> **RECORDS PROVIDED**
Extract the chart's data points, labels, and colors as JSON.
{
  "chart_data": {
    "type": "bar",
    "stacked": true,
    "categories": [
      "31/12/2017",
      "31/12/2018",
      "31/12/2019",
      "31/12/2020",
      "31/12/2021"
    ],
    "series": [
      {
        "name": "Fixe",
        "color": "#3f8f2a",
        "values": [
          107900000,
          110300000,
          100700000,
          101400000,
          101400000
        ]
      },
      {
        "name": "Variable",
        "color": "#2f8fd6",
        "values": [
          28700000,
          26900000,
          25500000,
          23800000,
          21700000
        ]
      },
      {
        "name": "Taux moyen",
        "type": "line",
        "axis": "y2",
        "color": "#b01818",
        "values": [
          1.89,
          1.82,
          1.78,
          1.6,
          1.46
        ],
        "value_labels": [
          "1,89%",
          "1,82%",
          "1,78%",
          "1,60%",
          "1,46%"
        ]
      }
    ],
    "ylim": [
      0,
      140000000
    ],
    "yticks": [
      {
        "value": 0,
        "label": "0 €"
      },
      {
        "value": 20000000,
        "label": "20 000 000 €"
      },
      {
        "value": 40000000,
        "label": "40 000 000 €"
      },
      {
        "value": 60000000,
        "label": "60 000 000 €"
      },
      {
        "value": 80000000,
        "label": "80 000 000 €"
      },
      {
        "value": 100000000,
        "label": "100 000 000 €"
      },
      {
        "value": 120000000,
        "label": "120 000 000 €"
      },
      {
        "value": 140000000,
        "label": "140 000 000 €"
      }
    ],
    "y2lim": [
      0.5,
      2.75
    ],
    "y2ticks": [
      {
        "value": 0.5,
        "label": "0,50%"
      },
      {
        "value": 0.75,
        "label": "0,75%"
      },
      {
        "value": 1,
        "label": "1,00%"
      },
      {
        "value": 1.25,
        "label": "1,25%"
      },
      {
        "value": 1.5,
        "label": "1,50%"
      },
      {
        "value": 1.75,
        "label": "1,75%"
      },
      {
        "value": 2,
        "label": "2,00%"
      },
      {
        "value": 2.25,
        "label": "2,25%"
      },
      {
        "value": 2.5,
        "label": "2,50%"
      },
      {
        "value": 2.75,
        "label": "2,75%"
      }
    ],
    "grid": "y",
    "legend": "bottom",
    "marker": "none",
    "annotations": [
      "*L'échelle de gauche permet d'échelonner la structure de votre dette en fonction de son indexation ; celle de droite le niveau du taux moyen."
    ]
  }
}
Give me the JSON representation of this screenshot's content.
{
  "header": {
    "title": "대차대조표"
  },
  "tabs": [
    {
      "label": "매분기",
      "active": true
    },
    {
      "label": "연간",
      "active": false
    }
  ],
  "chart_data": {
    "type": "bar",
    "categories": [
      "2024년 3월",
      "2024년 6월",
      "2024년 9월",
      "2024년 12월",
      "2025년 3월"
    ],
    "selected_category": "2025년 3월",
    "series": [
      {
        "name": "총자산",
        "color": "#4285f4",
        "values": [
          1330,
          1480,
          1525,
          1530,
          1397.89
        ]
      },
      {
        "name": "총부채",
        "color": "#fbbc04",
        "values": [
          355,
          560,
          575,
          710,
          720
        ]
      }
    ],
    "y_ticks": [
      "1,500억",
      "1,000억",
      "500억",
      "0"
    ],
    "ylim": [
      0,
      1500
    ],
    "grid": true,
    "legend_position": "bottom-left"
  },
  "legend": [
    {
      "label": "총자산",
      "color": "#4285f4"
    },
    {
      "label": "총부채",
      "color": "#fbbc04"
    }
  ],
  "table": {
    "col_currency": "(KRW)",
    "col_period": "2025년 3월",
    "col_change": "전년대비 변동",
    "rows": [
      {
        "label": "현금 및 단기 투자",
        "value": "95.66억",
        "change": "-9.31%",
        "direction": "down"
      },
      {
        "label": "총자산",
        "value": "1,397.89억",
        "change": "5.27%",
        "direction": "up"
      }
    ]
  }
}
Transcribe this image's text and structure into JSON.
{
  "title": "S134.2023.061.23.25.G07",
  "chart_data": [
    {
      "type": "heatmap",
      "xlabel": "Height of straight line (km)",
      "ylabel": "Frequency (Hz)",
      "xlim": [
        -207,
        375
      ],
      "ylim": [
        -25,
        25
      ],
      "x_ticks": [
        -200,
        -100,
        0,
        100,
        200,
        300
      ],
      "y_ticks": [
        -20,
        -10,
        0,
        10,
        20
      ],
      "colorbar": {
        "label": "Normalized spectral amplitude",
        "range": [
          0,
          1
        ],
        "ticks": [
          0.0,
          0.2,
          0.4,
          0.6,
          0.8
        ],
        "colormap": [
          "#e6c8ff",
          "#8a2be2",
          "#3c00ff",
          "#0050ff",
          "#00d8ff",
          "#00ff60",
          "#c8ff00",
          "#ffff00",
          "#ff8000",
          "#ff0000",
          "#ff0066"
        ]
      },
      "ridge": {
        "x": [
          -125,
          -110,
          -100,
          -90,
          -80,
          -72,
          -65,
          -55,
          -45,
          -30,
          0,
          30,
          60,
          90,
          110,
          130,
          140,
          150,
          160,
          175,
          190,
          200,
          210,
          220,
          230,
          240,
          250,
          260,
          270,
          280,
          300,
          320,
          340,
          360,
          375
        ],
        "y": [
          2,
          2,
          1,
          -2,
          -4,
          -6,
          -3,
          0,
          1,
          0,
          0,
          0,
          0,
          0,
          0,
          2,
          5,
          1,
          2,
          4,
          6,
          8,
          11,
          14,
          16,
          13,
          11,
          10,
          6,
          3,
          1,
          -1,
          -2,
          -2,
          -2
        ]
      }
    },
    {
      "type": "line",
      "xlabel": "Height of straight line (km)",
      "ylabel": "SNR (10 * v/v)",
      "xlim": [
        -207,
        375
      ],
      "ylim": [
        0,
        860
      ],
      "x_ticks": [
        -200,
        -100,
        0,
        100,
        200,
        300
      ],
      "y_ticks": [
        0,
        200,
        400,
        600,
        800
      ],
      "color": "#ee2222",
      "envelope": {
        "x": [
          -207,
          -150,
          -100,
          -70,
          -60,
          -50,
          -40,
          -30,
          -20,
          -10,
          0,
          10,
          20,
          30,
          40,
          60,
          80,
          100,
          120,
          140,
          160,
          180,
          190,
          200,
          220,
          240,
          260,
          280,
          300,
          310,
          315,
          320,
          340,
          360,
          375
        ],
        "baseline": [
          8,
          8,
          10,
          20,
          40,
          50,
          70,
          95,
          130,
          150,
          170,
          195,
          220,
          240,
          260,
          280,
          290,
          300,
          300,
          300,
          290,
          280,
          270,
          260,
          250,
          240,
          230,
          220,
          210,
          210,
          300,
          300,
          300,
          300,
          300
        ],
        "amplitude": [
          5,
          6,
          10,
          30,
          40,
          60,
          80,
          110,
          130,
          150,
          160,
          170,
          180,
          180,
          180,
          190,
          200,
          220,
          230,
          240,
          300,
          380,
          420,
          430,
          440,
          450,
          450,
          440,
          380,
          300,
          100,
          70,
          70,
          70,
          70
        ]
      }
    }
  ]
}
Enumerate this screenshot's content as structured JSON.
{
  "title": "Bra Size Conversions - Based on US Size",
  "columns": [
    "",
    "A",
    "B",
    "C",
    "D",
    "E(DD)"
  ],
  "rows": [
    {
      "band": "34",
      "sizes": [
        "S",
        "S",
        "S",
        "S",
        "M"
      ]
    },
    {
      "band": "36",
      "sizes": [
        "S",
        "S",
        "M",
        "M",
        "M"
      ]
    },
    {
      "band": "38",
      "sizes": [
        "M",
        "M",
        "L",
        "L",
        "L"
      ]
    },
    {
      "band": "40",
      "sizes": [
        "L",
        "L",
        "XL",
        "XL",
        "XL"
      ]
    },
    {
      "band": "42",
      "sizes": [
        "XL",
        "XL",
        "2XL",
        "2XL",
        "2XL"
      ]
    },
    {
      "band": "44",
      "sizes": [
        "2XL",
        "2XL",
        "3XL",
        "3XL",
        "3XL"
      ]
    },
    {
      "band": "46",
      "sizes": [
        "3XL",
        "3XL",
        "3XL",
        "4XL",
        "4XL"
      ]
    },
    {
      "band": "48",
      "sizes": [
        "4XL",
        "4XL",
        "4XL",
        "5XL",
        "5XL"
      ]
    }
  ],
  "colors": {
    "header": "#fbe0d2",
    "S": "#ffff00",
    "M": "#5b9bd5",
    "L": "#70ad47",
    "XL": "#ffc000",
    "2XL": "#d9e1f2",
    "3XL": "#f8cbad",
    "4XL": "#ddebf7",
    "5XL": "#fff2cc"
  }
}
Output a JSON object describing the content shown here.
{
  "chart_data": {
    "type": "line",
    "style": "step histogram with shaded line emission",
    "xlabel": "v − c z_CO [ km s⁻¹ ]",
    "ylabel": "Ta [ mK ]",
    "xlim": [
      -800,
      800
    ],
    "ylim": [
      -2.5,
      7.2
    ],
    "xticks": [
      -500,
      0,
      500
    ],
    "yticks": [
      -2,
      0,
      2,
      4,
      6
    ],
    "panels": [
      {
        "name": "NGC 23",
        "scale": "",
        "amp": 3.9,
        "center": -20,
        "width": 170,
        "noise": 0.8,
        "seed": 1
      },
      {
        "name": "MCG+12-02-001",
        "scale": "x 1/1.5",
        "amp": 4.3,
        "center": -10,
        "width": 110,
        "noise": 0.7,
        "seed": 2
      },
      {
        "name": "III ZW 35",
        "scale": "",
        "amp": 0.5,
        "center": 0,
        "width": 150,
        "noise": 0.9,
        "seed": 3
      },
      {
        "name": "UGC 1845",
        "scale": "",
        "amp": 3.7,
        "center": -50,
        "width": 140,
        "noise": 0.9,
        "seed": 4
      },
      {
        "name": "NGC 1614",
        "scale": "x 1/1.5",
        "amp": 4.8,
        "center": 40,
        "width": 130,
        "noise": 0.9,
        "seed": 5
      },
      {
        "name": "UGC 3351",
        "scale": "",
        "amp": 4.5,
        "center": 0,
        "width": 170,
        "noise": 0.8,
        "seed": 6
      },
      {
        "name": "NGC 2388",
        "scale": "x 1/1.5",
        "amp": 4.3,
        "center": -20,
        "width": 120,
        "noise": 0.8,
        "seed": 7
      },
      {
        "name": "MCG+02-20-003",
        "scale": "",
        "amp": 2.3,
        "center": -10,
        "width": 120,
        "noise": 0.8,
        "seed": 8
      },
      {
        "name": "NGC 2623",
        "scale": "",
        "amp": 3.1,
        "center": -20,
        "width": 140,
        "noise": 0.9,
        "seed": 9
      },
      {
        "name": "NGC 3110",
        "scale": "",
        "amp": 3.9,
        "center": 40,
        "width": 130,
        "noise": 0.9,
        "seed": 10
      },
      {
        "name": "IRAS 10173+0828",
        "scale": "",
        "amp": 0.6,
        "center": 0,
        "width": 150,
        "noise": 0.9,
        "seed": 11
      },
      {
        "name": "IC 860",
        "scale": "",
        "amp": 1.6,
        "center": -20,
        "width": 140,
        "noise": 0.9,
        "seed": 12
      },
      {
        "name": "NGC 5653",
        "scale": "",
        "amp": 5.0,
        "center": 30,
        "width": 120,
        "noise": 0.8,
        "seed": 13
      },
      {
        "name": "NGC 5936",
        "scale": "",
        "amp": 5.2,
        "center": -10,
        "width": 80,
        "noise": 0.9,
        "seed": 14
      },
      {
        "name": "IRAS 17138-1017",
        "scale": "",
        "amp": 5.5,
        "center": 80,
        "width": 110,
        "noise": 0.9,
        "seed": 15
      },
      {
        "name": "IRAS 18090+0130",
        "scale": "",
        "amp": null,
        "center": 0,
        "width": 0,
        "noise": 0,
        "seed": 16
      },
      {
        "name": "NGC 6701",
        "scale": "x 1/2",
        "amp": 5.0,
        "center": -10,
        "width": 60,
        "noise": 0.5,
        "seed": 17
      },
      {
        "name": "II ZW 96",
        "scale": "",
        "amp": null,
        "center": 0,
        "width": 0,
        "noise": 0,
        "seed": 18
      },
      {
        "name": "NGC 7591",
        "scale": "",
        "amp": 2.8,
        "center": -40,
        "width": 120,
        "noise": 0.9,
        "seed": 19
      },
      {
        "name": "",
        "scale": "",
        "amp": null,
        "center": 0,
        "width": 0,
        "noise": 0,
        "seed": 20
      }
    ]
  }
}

> **YOUR TASK**
Find each line with the string "bottom" and copy it out.

> **OUTPUT BELOW**
    "legend": "bottom",
    "legend_position": "bottom-left"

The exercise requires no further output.